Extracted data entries
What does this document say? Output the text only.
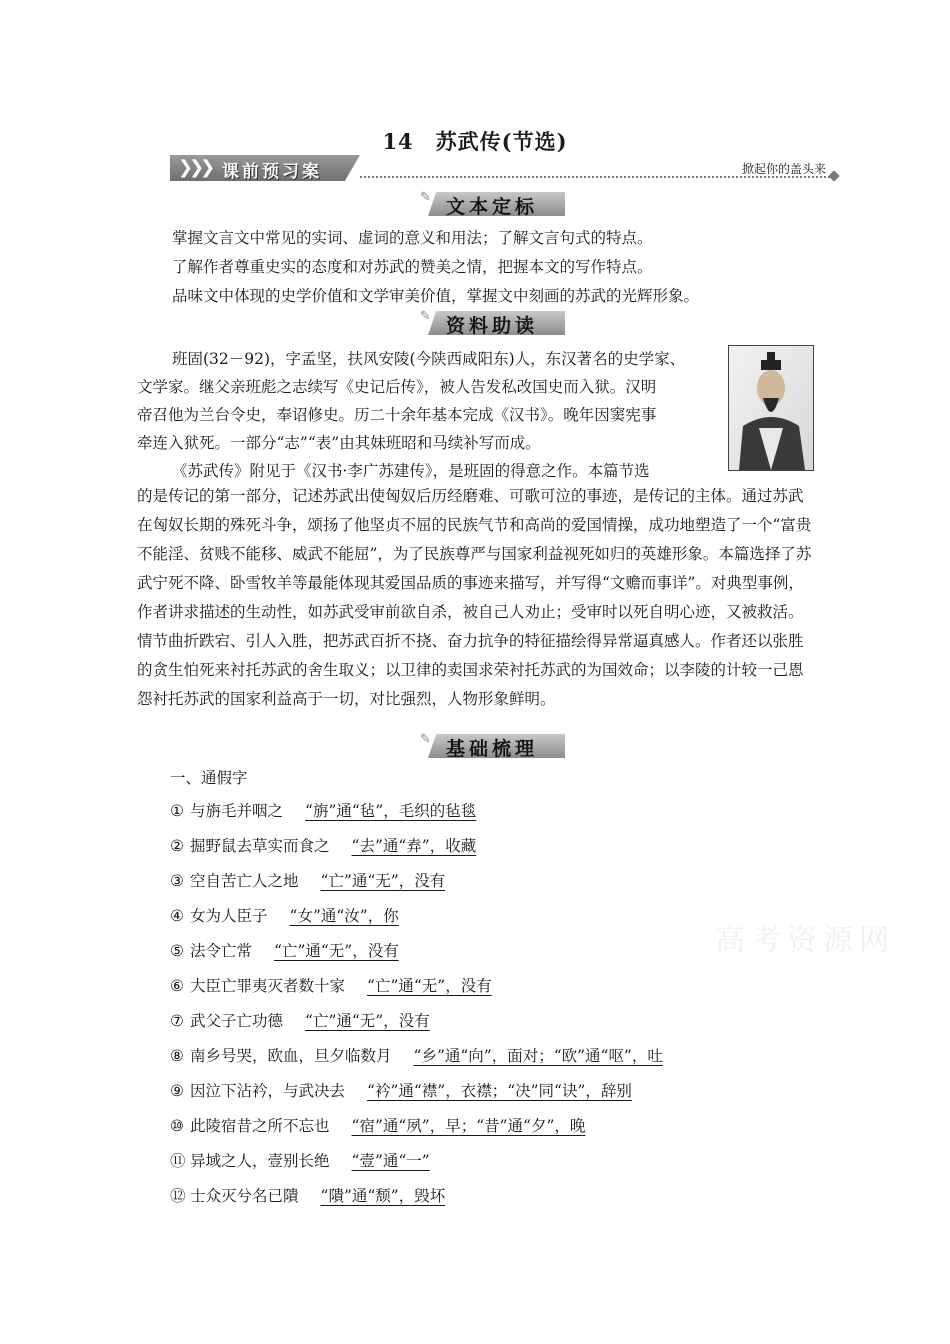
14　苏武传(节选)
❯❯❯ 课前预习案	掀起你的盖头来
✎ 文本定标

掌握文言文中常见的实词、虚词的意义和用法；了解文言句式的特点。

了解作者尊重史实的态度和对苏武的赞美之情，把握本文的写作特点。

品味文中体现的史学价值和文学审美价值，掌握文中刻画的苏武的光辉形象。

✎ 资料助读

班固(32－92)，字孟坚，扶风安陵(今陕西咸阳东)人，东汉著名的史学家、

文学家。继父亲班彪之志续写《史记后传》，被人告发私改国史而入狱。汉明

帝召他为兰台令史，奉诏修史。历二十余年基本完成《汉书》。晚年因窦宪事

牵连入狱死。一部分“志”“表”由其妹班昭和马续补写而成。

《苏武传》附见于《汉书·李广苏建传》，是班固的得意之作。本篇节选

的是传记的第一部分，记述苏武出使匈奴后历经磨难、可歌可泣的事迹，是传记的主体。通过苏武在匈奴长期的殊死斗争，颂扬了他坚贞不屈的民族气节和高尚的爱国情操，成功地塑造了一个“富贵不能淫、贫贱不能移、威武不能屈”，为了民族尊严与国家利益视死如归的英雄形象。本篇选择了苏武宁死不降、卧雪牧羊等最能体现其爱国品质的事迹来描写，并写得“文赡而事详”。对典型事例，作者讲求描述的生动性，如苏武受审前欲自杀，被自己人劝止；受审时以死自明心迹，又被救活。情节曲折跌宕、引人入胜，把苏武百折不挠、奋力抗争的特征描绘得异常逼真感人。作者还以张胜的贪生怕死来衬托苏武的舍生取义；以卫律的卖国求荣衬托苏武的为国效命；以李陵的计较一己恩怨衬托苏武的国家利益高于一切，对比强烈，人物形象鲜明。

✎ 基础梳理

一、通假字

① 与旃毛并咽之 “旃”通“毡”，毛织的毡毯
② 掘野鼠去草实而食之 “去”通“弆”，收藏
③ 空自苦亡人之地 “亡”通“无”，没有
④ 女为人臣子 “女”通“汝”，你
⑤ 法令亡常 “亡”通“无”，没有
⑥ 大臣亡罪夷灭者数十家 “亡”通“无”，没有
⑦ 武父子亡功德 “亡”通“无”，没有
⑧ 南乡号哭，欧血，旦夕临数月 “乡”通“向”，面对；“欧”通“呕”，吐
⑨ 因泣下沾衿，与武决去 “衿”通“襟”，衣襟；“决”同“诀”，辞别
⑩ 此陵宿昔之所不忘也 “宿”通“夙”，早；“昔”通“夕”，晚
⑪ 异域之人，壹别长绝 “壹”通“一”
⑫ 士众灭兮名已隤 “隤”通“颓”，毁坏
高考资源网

EXERCISE AIM: Take the entries shown above and quote them verbatim, passing over the pictures.

CORRECT RESULT:
What does this document say? Output the text only.
14　苏武传(节选)
❯❯❯ 课前预习案	掀起你的盖头来
✎ 文本定标

掌握文言文中常见的实词、虚词的意义和用法；了解文言句式的特点。

了解作者尊重史实的态度和对苏武的赞美之情，把握本文的写作特点。

品味文中体现的史学价值和文学审美价值，掌握文中刻画的苏武的光辉形象。

✎ 资料助读

班固(32－92)，字孟坚，扶风安陵(今陕西咸阳东)人，东汉著名的史学家、

文学家。继父亲班彪之志续写《史记后传》，被人告发私改国史而入狱。汉明

帝召他为兰台令史，奉诏修史。历二十余年基本完成《汉书》。晚年因窦宪事

牵连入狱死。一部分“志”“表”由其妹班昭和马续补写而成。

《苏武传》附见于《汉书·李广苏建传》，是班固的得意之作。本篇节选

的是传记的第一部分，记述苏武出使匈奴后历经磨难、可歌可泣的事迹，是传记的主体。通过苏武在匈奴长期的殊死斗争，颂扬了他坚贞不屈的民族气节和高尚的爱国情操，成功地塑造了一个“富贵不能淫、贫贱不能移、威武不能屈”，为了民族尊严与国家利益视死如归的英雄形象。本篇选择了苏武宁死不降、卧雪牧羊等最能体现其爱国品质的事迹来描写，并写得“文赡而事详”。对典型事例，作者讲求描述的生动性，如苏武受审前欲自杀，被自己人劝止；受审时以死自明心迹，又被救活。情节曲折跌宕、引人入胜，把苏武百折不挠、奋力抗争的特征描绘得异常逼真感人。作者还以张胜的贪生怕死来衬托苏武的舍生取义；以卫律的卖国求荣衬托苏武的为国效命；以李陵的计较一己恩怨衬托苏武的国家利益高于一切，对比强烈，人物形象鲜明。

✎ 基础梳理

一、通假字

① 与旃毛并咽之 “旃”通“毡”，毛织的毡毯
② 掘野鼠去草实而食之 “去”通“弆”，收藏
③ 空自苦亡人之地 “亡”通“无”，没有
④ 女为人臣子 “女”通“汝”，你
⑤ 法令亡常 “亡”通“无”，没有
⑥ 大臣亡罪夷灭者数十家 “亡”通“无”，没有
⑦ 武父子亡功德 “亡”通“无”，没有
⑧ 南乡号哭，欧血，旦夕临数月 “乡”通“向”，面对；“欧”通“呕”，吐
⑨ 因泣下沾衿，与武决去 “衿”通“襟”，衣襟；“决”同“诀”，辞别
⑩ 此陵宿昔之所不忘也 “宿”通“夙”，早；“昔”通“夕”，晚
⑪ 异域之人，壹别长绝 “壹”通“一”
⑫ 士众灭兮名已隤 “隤”通“颓”，毁坏
高考资源网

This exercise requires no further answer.